[Exercise] Write out, exactly as they appear, only the lines running from the line with "What text is on this page?" to the final line of the listing; include both.

[Material provided]
-*-*-
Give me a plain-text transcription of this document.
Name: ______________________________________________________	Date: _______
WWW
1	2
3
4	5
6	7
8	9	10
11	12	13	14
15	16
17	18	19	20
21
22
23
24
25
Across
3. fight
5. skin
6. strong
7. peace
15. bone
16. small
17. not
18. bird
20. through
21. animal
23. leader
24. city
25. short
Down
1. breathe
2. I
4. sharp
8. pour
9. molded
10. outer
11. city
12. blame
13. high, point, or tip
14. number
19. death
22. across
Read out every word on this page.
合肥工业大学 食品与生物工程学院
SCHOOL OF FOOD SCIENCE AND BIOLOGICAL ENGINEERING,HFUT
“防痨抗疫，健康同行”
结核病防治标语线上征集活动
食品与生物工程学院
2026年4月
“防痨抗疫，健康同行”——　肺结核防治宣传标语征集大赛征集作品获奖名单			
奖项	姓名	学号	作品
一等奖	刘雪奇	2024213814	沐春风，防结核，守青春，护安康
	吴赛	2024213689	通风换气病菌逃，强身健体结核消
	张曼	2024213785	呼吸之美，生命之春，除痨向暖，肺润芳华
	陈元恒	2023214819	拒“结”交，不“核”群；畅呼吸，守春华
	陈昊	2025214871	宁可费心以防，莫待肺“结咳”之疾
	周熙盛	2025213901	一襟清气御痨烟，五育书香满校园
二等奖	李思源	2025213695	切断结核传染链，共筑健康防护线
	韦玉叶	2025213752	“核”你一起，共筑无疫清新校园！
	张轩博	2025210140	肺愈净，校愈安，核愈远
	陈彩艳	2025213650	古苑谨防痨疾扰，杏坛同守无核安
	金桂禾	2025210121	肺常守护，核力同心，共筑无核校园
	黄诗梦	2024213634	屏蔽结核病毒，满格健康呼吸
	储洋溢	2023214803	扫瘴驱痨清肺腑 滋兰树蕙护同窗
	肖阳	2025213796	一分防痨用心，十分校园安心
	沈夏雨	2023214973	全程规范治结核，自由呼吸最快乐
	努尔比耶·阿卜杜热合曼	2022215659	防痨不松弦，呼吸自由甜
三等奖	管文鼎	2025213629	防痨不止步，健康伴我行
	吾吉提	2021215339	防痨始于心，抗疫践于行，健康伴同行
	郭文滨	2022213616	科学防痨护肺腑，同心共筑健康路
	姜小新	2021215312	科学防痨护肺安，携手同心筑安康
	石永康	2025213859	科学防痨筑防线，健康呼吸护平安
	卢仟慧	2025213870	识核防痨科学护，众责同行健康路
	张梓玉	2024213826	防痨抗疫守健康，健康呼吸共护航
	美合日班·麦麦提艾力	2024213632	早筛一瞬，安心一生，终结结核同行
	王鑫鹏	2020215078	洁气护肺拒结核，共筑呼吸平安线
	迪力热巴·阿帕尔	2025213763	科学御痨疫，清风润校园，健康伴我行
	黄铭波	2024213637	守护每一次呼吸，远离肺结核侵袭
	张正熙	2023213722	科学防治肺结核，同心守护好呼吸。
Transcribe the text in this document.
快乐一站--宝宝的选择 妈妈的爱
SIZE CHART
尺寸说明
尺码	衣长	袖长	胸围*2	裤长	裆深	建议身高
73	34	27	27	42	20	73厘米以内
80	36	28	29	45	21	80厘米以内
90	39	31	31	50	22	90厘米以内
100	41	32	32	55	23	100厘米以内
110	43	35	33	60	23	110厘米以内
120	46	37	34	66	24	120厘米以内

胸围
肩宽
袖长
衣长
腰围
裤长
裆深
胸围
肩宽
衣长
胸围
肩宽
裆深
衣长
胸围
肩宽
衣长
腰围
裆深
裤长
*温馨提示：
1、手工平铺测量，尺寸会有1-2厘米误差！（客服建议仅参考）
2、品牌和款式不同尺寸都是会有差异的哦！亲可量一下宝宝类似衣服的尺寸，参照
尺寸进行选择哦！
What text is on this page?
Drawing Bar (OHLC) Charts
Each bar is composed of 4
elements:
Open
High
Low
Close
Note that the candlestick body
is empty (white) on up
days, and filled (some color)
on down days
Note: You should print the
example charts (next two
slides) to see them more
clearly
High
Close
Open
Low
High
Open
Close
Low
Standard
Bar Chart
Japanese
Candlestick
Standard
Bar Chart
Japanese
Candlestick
-*-*-
[Written response]
What text is on this page?
Drawing Bar (OHLC) Charts
Each bar is composed of 4
elements:
Open
High
Low
Close
Note that the candlestick body
is empty (white) on up
days, and filled (some color)
on down days
Note: You should print the
example charts (next two
slides) to see them more
clearly
High
Close
Open
Low
High
Open
Close
Low
Standard
Bar Chart
Japanese
Candlestick
Standard
Bar Chart
Japanese
Candlestick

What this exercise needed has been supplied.